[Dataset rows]
□ □ □

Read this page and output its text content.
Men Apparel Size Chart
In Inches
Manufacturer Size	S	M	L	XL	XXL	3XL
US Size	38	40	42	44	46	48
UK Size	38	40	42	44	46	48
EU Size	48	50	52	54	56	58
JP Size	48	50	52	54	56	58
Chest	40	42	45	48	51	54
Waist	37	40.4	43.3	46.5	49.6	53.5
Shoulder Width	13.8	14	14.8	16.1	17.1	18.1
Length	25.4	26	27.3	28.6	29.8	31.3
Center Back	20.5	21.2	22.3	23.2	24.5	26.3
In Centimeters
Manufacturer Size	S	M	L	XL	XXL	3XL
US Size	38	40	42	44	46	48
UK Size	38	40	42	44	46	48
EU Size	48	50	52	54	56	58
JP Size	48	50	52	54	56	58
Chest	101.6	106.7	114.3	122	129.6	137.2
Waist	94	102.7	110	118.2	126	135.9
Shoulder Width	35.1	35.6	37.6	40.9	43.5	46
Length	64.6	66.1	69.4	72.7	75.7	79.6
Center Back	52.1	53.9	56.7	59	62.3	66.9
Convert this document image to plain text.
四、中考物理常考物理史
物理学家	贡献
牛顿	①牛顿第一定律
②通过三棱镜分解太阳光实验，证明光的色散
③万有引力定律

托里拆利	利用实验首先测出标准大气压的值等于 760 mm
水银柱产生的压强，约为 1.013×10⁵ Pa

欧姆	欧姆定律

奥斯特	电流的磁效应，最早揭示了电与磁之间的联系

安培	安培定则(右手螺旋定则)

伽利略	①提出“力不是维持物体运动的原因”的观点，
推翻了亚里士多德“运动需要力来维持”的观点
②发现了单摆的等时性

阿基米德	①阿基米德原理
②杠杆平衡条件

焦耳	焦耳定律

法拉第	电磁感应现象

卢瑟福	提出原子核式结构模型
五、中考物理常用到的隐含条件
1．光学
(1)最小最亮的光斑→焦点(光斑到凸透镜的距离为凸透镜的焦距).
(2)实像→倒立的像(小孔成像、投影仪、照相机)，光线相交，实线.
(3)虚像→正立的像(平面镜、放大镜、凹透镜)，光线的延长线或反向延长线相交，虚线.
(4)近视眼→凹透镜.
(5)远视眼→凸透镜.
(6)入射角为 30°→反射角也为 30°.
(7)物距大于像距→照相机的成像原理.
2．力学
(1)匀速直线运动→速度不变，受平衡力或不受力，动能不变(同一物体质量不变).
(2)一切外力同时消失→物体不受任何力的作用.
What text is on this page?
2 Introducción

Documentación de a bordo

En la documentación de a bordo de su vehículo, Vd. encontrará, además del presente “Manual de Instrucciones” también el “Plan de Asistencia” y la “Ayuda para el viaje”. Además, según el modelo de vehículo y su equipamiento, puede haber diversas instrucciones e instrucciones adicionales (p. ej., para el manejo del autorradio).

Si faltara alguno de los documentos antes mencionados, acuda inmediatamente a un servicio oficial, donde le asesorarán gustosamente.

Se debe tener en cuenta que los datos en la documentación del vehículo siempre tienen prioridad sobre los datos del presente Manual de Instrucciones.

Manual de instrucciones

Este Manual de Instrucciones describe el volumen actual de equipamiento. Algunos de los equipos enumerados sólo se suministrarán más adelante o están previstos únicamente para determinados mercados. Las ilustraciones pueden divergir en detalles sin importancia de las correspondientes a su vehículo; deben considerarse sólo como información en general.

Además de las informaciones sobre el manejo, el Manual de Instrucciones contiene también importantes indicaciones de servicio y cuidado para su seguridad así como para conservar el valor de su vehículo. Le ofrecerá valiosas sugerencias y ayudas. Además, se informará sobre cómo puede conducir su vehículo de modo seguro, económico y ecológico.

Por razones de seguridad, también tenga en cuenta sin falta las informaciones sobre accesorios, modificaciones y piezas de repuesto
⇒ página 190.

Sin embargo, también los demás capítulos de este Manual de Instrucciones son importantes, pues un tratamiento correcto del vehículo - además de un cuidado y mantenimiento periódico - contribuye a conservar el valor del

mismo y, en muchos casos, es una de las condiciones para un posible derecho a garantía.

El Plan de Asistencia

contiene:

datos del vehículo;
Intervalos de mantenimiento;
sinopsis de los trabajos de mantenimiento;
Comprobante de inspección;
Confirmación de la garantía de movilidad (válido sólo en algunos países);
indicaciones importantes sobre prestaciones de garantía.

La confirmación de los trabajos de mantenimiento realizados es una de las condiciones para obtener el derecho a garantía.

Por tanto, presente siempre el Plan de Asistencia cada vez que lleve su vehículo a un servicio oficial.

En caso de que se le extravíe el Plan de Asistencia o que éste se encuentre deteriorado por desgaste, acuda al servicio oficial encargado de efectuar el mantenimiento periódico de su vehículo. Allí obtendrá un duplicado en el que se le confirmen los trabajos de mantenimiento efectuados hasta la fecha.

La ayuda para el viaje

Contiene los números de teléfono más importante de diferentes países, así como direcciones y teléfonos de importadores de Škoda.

□ □ □

## EXERCISE DESCRIPTION
Reproduce each entry above exactly, keeping every word.

## COMPLETE RESPONSE
Read this page and output its text content.
Men Apparel Size Chart
In Inches
Manufacturer Size	S	M	L	XL	XXL	3XL
US Size	38	40	42	44	46	48
UK Size	38	40	42	44	46	48
EU Size	48	50	52	54	56	58
JP Size	48	50	52	54	56	58
Chest	40	42	45	48	51	54
Waist	37	40.4	43.3	46.5	49.6	53.5
Shoulder Width	13.8	14	14.8	16.1	17.1	18.1
Length	25.4	26	27.3	28.6	29.8	31.3
Center Back	20.5	21.2	22.3	23.2	24.5	26.3
In Centimeters
Manufacturer Size	S	M	L	XL	XXL	3XL
US Size	38	40	42	44	46	48
UK Size	38	40	42	44	46	48
EU Size	48	50	52	54	56	58
JP Size	48	50	52	54	56	58
Chest	101.6	106.7	114.3	122	129.6	137.2
Waist	94	102.7	110	118.2	126	135.9
Shoulder Width	35.1	35.6	37.6	40.9	43.5	46
Length	64.6	66.1	69.4	72.7	75.7	79.6
Center Back	52.1	53.9	56.7	59	62.3	66.9
Convert this document image to plain text.
四、中考物理常考物理史
物理学家	贡献
牛顿	①牛顿第一定律
②通过三棱镜分解太阳光实验，证明光的色散
③万有引力定律

托里拆利	利用实验首先测出标准大气压的值等于 760 mm
水银柱产生的压强，约为 1.013×10⁵ Pa

欧姆	欧姆定律

奥斯特	电流的磁效应，最早揭示了电与磁之间的联系

安培	安培定则(右手螺旋定则)

伽利略	①提出“力不是维持物体运动的原因”的观点，
推翻了亚里士多德“运动需要力来维持”的观点
②发现了单摆的等时性

阿基米德	①阿基米德原理
②杠杆平衡条件

焦耳	焦耳定律

法拉第	电磁感应现象

卢瑟福	提出原子核式结构模型
五、中考物理常用到的隐含条件
1．光学
(1)最小最亮的光斑→焦点(光斑到凸透镜的距离为凸透镜的焦距).
(2)实像→倒立的像(小孔成像、投影仪、照相机)，光线相交，实线.
(3)虚像→正立的像(平面镜、放大镜、凹透镜)，光线的延长线或反向延长线相交，虚线.
(4)近视眼→凹透镜.
(5)远视眼→凸透镜.
(6)入射角为 30°→反射角也为 30°.
(7)物距大于像距→照相机的成像原理.
2．力学
(1)匀速直线运动→速度不变，受平衡力或不受力，动能不变(同一物体质量不变).
(2)一切外力同时消失→物体不受任何力的作用.
What text is on this page?
2 Introducción

Documentación de a bordo

En la documentación de a bordo de su vehículo, Vd. encontrará, además del presente “Manual de Instrucciones” también el “Plan de Asistencia” y la “Ayuda para el viaje”. Además, según el modelo de vehículo y su equipamiento, puede haber diversas instrucciones e instrucciones adicionales (p. ej., para el manejo del autorradio).

Si faltara alguno de los documentos antes mencionados, acuda inmediatamente a un servicio oficial, donde le asesorarán gustosamente.

Se debe tener en cuenta que los datos en la documentación del vehículo siempre tienen prioridad sobre los datos del presente Manual de Instrucciones.

Manual de instrucciones

Este Manual de Instrucciones describe el volumen actual de equipamiento. Algunos de los equipos enumerados sólo se suministrarán más adelante o están previstos únicamente para determinados mercados. Las ilustraciones pueden divergir en detalles sin importancia de las correspondientes a su vehículo; deben considerarse sólo como información en general.

Además de las informaciones sobre el manejo, el Manual de Instrucciones contiene también importantes indicaciones de servicio y cuidado para su seguridad así como para conservar el valor de su vehículo. Le ofrecerá valiosas sugerencias y ayudas. Además, se informará sobre cómo puede conducir su vehículo de modo seguro, económico y ecológico.

Por razones de seguridad, también tenga en cuenta sin falta las informaciones sobre accesorios, modificaciones y piezas de repuesto
⇒ página 190.

Sin embargo, también los demás capítulos de este Manual de Instrucciones son importantes, pues un tratamiento correcto del vehículo - además de un cuidado y mantenimiento periódico - contribuye a conservar el valor del

mismo y, en muchos casos, es una de las condiciones para un posible derecho a garantía.

El Plan de Asistencia

contiene:

datos del vehículo;
Intervalos de mantenimiento;
sinopsis de los trabajos de mantenimiento;
Comprobante de inspección;
Confirmación de la garantía de movilidad (válido sólo en algunos países);
indicaciones importantes sobre prestaciones de garantía.

La confirmación de los trabajos de mantenimiento realizados es una de las condiciones para obtener el derecho a garantía.

Por tanto, presente siempre el Plan de Asistencia cada vez que lleve su vehículo a un servicio oficial.

En caso de que se le extravíe el Plan de Asistencia o que éste se encuentre deteriorado por desgaste, acuda al servicio oficial encargado de efectuar el mantenimiento periódico de su vehículo. Allí obtendrá un duplicado en el que se le confirmen los trabajos de mantenimiento efectuados hasta la fecha.

La ayuda para el viaje

Contiene los números de teléfono más importante de diferentes países, así como direcciones y teléfonos de importadores de Škoda.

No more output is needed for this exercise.